**Goal of the exercise:**
Copy all the entries word for word, but omit the pictures.

**Stored records:**

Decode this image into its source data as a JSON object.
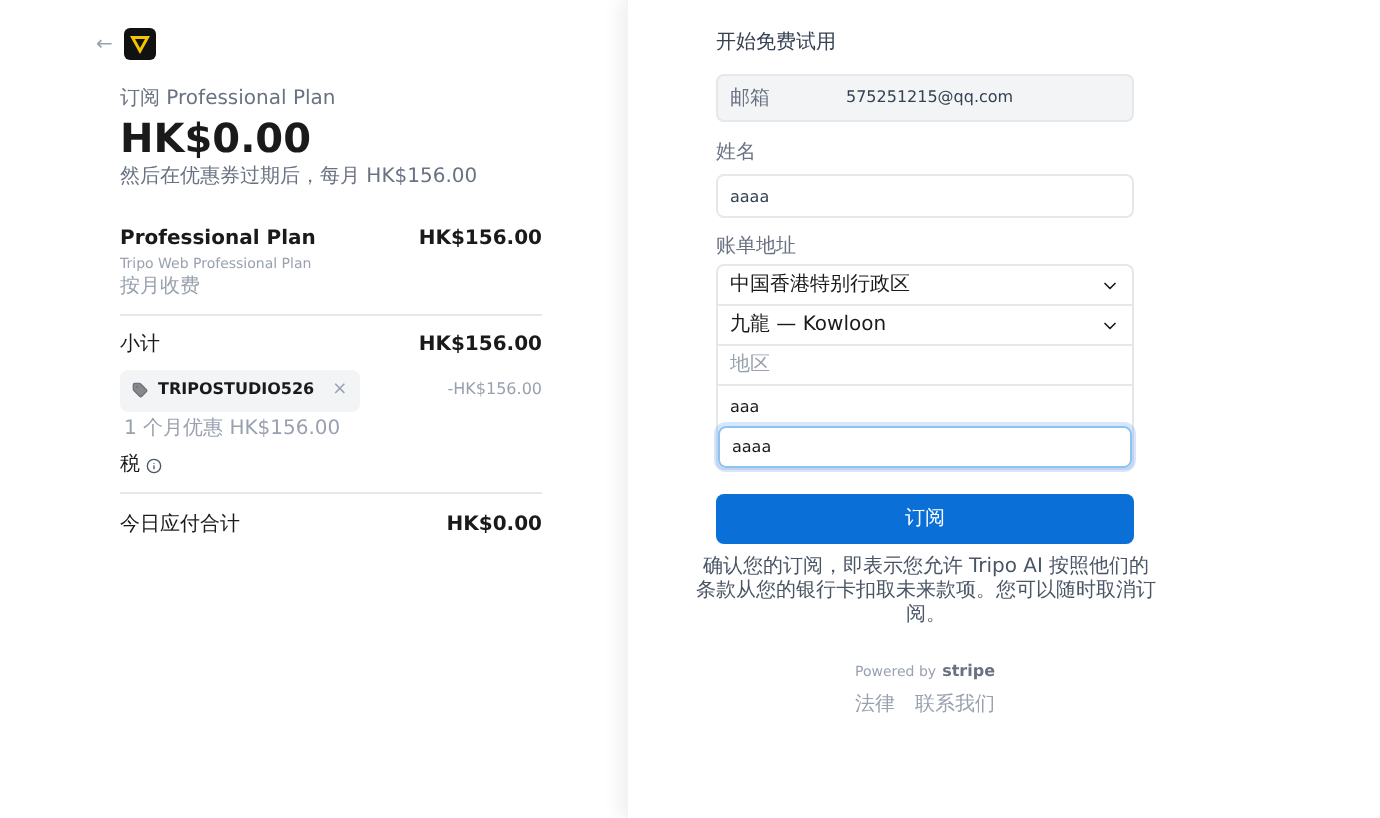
{
  "summary": {
    "back": "←",
    "title": "订阅 Professional Plan",
    "amount": "HK$0.00",
    "note": "然后在优惠券过期后，每月 HK$156.00"
  },
  "line_item": {
    "name": "Professional Plan",
    "price": "HK$156.00",
    "description": "Tripo Web Professional Plan",
    "billing": "按月收费"
  },
  "subtotal": {
    "label": "小计",
    "amount": "HK$156.00"
  },
  "coupon": {
    "code": "TRIPOSTUDIO526",
    "remove": "×",
    "discount": "-HK$156.00",
    "note": "1 个月优惠 HK$156.00"
  },
  "tax": {
    "label": "税"
  },
  "total": {
    "label": "今日应付合计",
    "amount": "HK$0.00"
  },
  "form": {
    "heading": "开始免费试用",
    "email_label": "邮箱",
    "email": "575251215@qq.com",
    "name_label": "姓名",
    "name": "aaaa",
    "address_label": "账单地址",
    "country": "中国香港特别行政区",
    "region": "九龍 — Kowloon",
    "district_placeholder": "地区",
    "line1": "aaa",
    "line2": "aaaa",
    "submit": "订阅",
    "consent": "确认您的订阅，即表示您允许 Tripo AI 按照他们的条款从您的银行卡扣取未来款项。您可以随时取消订阅。"
  },
  "footer": {
    "powered": "Powered by",
    "brand": "stripe",
    "links": [
      "法律",
      "联系我们"
    ]
  }
}
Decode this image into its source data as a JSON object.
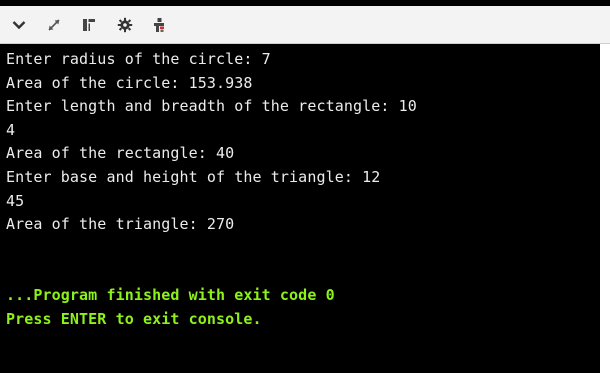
{
  "toolbar": {
    "buttons": [
      {
        "name": "chevron-down-icon"
      },
      {
        "name": "expand-icon"
      },
      {
        "name": "split-panel-icon"
      },
      {
        "name": "gear-icon"
      },
      {
        "name": "share-icon"
      }
    ]
  },
  "console": {
    "lines": [
      "Enter radius of the circle: 7",
      "Area of the circle: 153.938",
      "Enter length and breadth of the rectangle: 10",
      "4",
      "Area of the rectangle: 40",
      "Enter base and height of the triangle: 12",
      "45",
      "Area of the triangle: 270",
      "",
      "",
      "...Program finished with exit code 0",
      "Press ENTER to exit console."
    ],
    "text_color": "#ececec",
    "success_color": "#8df11a",
    "background": "#000000"
  }
}
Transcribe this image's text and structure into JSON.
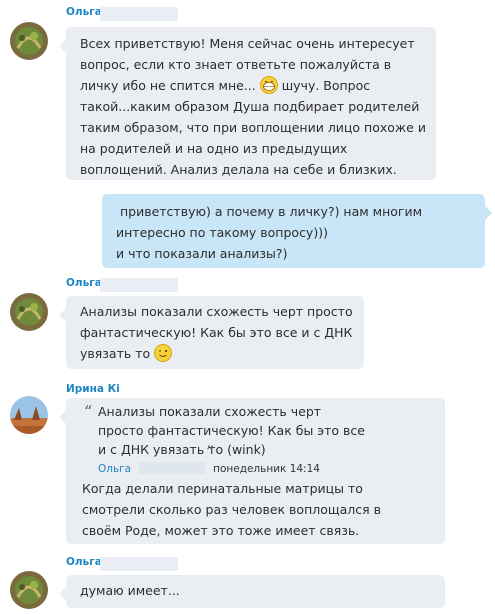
{
  "messages": [
    {
      "sender": "Ольга",
      "text": "Всех приветствую! Меня сейчас очень интересует вопрос, если кто знает ответьте пожалуйста в личку ибо не спится мне...",
      "text_after_emoji": "шучу. Вопрос такой...каким образом Душа подбирает родителей таким образом, что при воплощении лицо похоже и на родителей и на одно из предыдущих воплощений. Анализ делала на себе и близких."
    },
    {
      "sender": "",
      "lines": [
        " приветствую) а почему в личку?) нам многим",
        "интересно по такому вопросу)))",
        "и что показали анализы?)"
      ]
    },
    {
      "sender": "Ольга",
      "text": "Анализы показали схожесть черт просто фантастическую! Как бы это все и с ДНК увязать то"
    },
    {
      "sender": "Ирина Кі",
      "quote_text": "Анализы показали схожесть черт просто фантастическую! Как бы это все и с ДНК увязать то (wink)",
      "quote_author": "Ольга",
      "quote_time": "понедельник 14:14",
      "text": "Когда делали перинатальные матрицы то смотрели сколько раз человек воплощался в своём Роде, может это тоже имеет связь."
    },
    {
      "sender": "Ольга",
      "text": "думаю имеет..."
    }
  ],
  "colors": {
    "name": "#1f86c4",
    "bubble_in": "#eaeef3",
    "bubble_out": "#c8e6f7"
  },
  "icons": [
    "grin-emoji",
    "wink-emoji",
    "avatar-plant",
    "avatar-landscape"
  ]
}
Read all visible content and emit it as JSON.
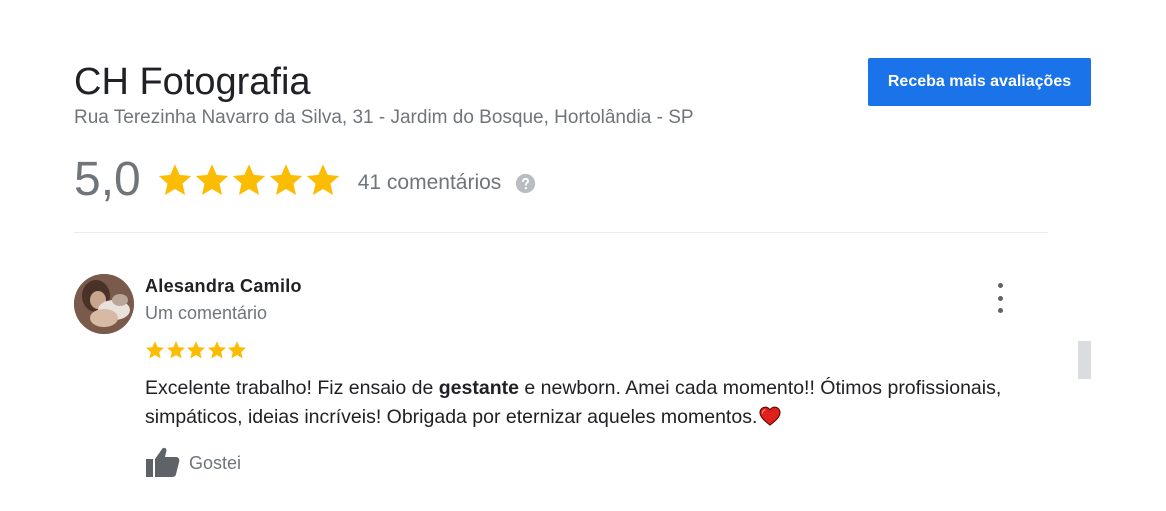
{
  "business": {
    "name": "CH Fotografia",
    "address": "Rua Terezinha Navarro da Silva, 31 - Jardim do Bosque, Hortolândia - SP"
  },
  "cta": {
    "label": "Receba mais avaliações"
  },
  "rating": {
    "value": "5,0",
    "stars": 5,
    "max_stars": 5,
    "count_label": "41 comentários",
    "help_icon": "help-circle-icon"
  },
  "review": {
    "author": "Alesandra Camilo",
    "meta": "Um comentário",
    "stars": 5,
    "text_before": "Excelente trabalho! Fiz ensaio de ",
    "text_bold": "gestante",
    "text_after": " e newborn. Amei cada momento!! Ótimos profissionais, simpáticos, ideias incríveis! Obrigada por eternizar aqueles momentos.",
    "emoji_icon": "red-heart-icon",
    "like_label": "Gostei",
    "like_icon": "thumbs-up-icon",
    "more_icon": "more-vert-icon"
  },
  "colors": {
    "accent_blue": "#1a73e8",
    "star_yellow": "#fbbc04",
    "muted_text": "#70757a",
    "heart_red": "#e0201a"
  }
}
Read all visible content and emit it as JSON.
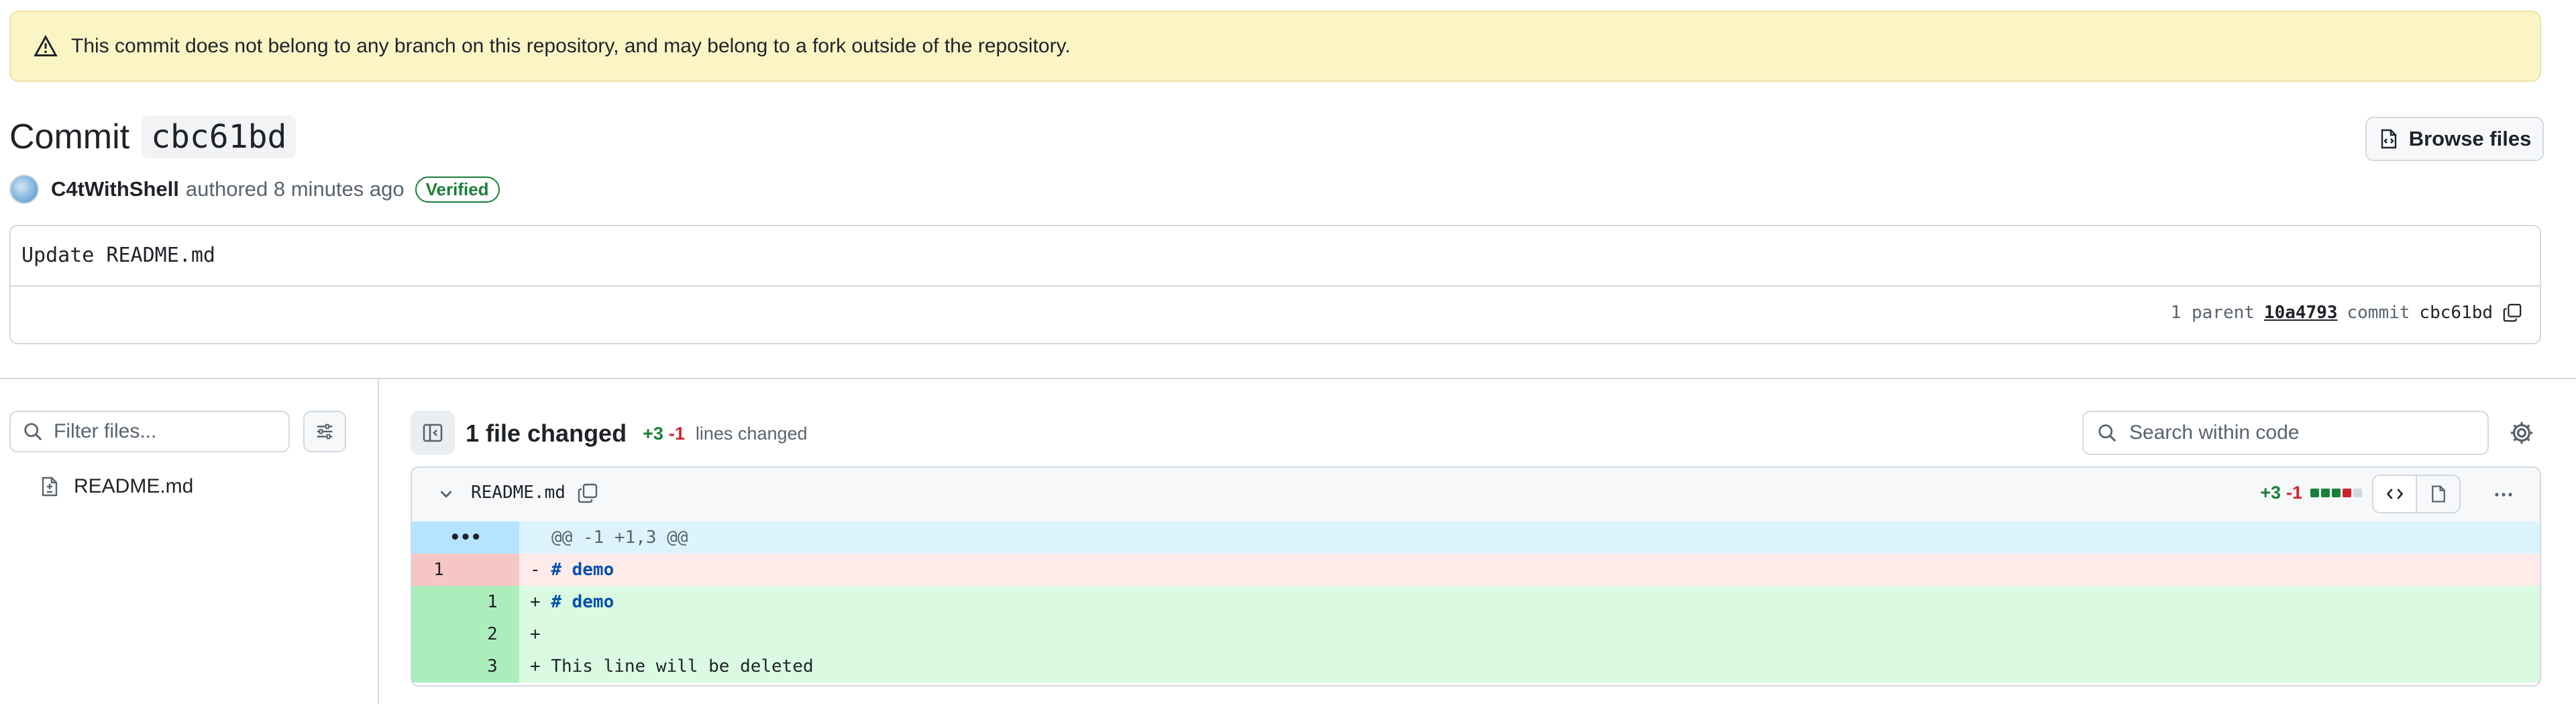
{
  "banner": {
    "text": "This commit does not belong to any branch on this repository, and may belong to a fork outside of the repository."
  },
  "commit": {
    "title_label": "Commit",
    "hash_short": "cbc61bd",
    "browse_label": "Browse files",
    "author": "C4tWithShell",
    "authored_text": "authored 8 minutes ago",
    "verified_label": "Verified",
    "message": "Update README.md",
    "parent_label": "1 parent",
    "parent_hash": "10a4793",
    "commit_label": "commit",
    "commit_hash": "cbc61bd"
  },
  "sidebar": {
    "filter_placeholder": "Filter files...",
    "files": [
      {
        "name": "README.md"
      }
    ]
  },
  "toolbar": {
    "files_changed": "1 file changed",
    "additions": "+3",
    "deletions": "-1",
    "lines_changed_label": "lines changed",
    "search_placeholder": "Search within code"
  },
  "diff": {
    "filename": "README.md",
    "additions": "+3",
    "deletions": "-1",
    "blocks": [
      "green",
      "green",
      "green",
      "red",
      "gray"
    ],
    "hunk_expander": "•••",
    "hunk_header": "@@ -1 +1,3 @@",
    "lines": [
      {
        "type": "del",
        "old": "1",
        "new": "",
        "sign": "-",
        "keyword": "# demo",
        "text": ""
      },
      {
        "type": "add",
        "old": "",
        "new": "1",
        "sign": "+",
        "keyword": "# demo",
        "text": ""
      },
      {
        "type": "add",
        "old": "",
        "new": "2",
        "sign": "+",
        "keyword": "",
        "text": ""
      },
      {
        "type": "add",
        "old": "",
        "new": "3",
        "sign": "+",
        "keyword": "",
        "text": "This line will be deleted"
      }
    ]
  },
  "colors": {
    "addition": "#1a7f37",
    "deletion": "#d1242f",
    "add_bg": "#dafbe1",
    "add_num_bg": "#aceebb",
    "del_bg": "#ffebe9",
    "del_num_bg": "#f5c6c3",
    "hunk_bg": "#ddf4ff",
    "hunk_num_bg": "#b6e3ff"
  }
}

**Answer for this exercise:**
Decode this image into its source data as a JSON object.
{
  "summary": {
    "back": "←",
    "title": "订阅 Professional Plan",
    "amount": "HK$0.00",
    "note": "然后在优惠券过期后，每月 HK$156.00"
  },
  "line_item": {
    "name": "Professional Plan",
    "price": "HK$156.00",
    "description": "Tripo Web Professional Plan",
    "billing": "按月收费"
  },
  "subtotal": {
    "label": "小计",
    "amount": "HK$156.00"
  },
  "coupon": {
    "code": "TRIPOSTUDIO526",
    "remove": "×",
    "discount": "-HK$156.00",
    "note": "1 个月优惠 HK$156.00"
  },
  "tax": {
    "label": "税"
  },
  "total": {
    "label": "今日应付合计",
    "amount": "HK$0.00"
  },
  "form": {
    "heading": "开始免费试用",
    "email_label": "邮箱",
    "email": "575251215@qq.com",
    "name_label": "姓名",
    "name": "aaaa",
    "address_label": "账单地址",
    "country": "中国香港特别行政区",
    "region": "九龍 — Kowloon",
    "district_placeholder": "地区",
    "line1": "aaa",
    "line2": "aaaa",
    "submit": "订阅",
    "consent": "确认您的订阅，即表示您允许 Tripo AI 按照他们的条款从您的银行卡扣取未来款项。您可以随时取消订阅。"
  },
  "footer": {
    "powered": "Powered by",
    "brand": "stripe",
    "links": [
      "法律",
      "联系我们"
    ]
  }
}
Decode this image into its source data as a JSON object.
{
  "toolbar": {
    "buttons": [
      {
        "name": "chevron-down-icon"
      },
      {
        "name": "expand-icon"
      },
      {
        "name": "split-panel-icon"
      },
      {
        "name": "gear-icon"
      },
      {
        "name": "share-icon"
      }
    ]
  },
  "console": {
    "lines": [
      "Enter radius of the circle: 7",
      "Area of the circle: 153.938",
      "Enter length and breadth of the rectangle: 10",
      "4",
      "Area of the rectangle: 40",
      "Enter base and height of the triangle: 12",
      "45",
      "Area of the triangle: 270",
      "",
      "",
      "...Program finished with exit code 0",
      "Press ENTER to exit console."
    ],
    "text_color": "#ececec",
    "success_color": "#8df11a",
    "background": "#000000"
  }
}
Transcribe this image's text and structure into JSON.
{
  "messages": [
    {
      "sender": "Ольга",
      "text": "Всех приветствую! Меня сейчас очень интересует вопрос, если кто знает ответьте пожалуйста в личку ибо не спится мне...",
      "text_after_emoji": "шучу. Вопрос такой...каким образом Душа подбирает родителей таким образом, что при воплощении лицо похоже и на родителей и на одно из предыдущих воплощений. Анализ делала на себе и близких."
    },
    {
      "sender": "",
      "lines": [
        " приветствую) а почему в личку?) нам многим",
        "интересно по такому вопросу)))",
        "и что показали анализы?)"
      ]
    },
    {
      "sender": "Ольга",
      "text": "Анализы показали схожесть черт просто фантастическую! Как бы это все и с ДНК увязать то"
    },
    {
      "sender": "Ирина Кі",
      "quote_text": "Анализы показали схожесть черт просто фантастическую! Как бы это все и с ДНК увязать то (wink)",
      "quote_author": "Ольга",
      "quote_time": "понедельник 14:14",
      "text": "Когда делали перинатальные матрицы то смотрели сколько раз человек воплощался в своём Роде, может это тоже имеет связь."
    },
    {
      "sender": "Ольга",
      "text": "думаю имеет..."
    }
  ],
  "colors": {
    "name": "#1f86c4",
    "bubble_in": "#eaeef3",
    "bubble_out": "#c8e6f7"
  },
  "icons": [
    "grin-emoji",
    "wink-emoji",
    "avatar-plant",
    "avatar-landscape"
  ]
}
Read all visible content and emit it as JSON.
{
  "business": {
    "name": "CH Fotografia",
    "address": "Rua Terezinha Navarro da Silva, 31 - Jardim do Bosque, Hortolândia - SP"
  },
  "cta": {
    "label": "Receba mais avaliações"
  },
  "rating": {
    "value": "5,0",
    "stars": 5,
    "max_stars": 5,
    "count_label": "41 comentários",
    "help_icon": "help-circle-icon"
  },
  "review": {
    "author": "Alesandra Camilo",
    "meta": "Um comentário",
    "stars": 5,
    "text_before": "Excelente trabalho! Fiz ensaio de ",
    "text_bold": "gestante",
    "text_after": " e newborn. Amei cada momento!! Ótimos profissionais, simpáticos, ideias incríveis! Obrigada por eternizar aqueles momentos.",
    "emoji_icon": "red-heart-icon",
    "like_label": "Gostei",
    "like_icon": "thumbs-up-icon",
    "more_icon": "more-vert-icon"
  },
  "colors": {
    "accent_blue": "#1a73e8",
    "star_yellow": "#fbbc04",
    "muted_text": "#70757a",
    "heart_red": "#e0201a"
  }
}
Read all visible content and emit it as JSON.
{
  "banner": {
    "text": "This commit does not belong to any branch on this repository, and may belong to a fork outside of the repository."
  },
  "commit": {
    "title_label": "Commit",
    "hash_short": "cbc61bd",
    "browse_label": "Browse files",
    "author": "C4tWithShell",
    "authored_text": "authored 8 minutes ago",
    "verified_label": "Verified",
    "message": "Update README.md",
    "parent_label": "1 parent",
    "parent_hash": "10a4793",
    "commit_label": "commit",
    "commit_hash": "cbc61bd"
  },
  "sidebar": {
    "filter_placeholder": "Filter files...",
    "files": [
      {
        "name": "README.md"
      }
    ]
  },
  "toolbar": {
    "files_changed": "1 file changed",
    "additions": "+3",
    "deletions": "-1",
    "lines_changed_label": "lines changed",
    "search_placeholder": "Search within code"
  },
  "diff": {
    "filename": "README.md",
    "additions": "+3",
    "deletions": "-1",
    "blocks": [
      "green",
      "green",
      "green",
      "red",
      "gray"
    ],
    "hunk_expander": "•••",
    "hunk_header": "@@ -1 +1,3 @@",
    "lines": [
      {
        "type": "del",
        "old": "1",
        "new": "",
        "sign": "-",
        "keyword": "# demo",
        "text": ""
      },
      {
        "type": "add",
        "old": "",
        "new": "1",
        "sign": "+",
        "keyword": "# demo",
        "text": ""
      },
      {
        "type": "add",
        "old": "",
        "new": "2",
        "sign": "+",
        "keyword": "",
        "text": ""
      },
      {
        "type": "add",
        "old": "",
        "new": "3",
        "sign": "+",
        "keyword": "",
        "text": "This line will be deleted"
      }
    ]
  },
  "colors": {
    "addition": "#1a7f37",
    "deletion": "#d1242f",
    "add_bg": "#dafbe1",
    "add_num_bg": "#aceebb",
    "del_bg": "#ffebe9",
    "del_num_bg": "#f5c6c3",
    "hunk_bg": "#ddf4ff",
    "hunk_num_bg": "#b6e3ff"
  }
}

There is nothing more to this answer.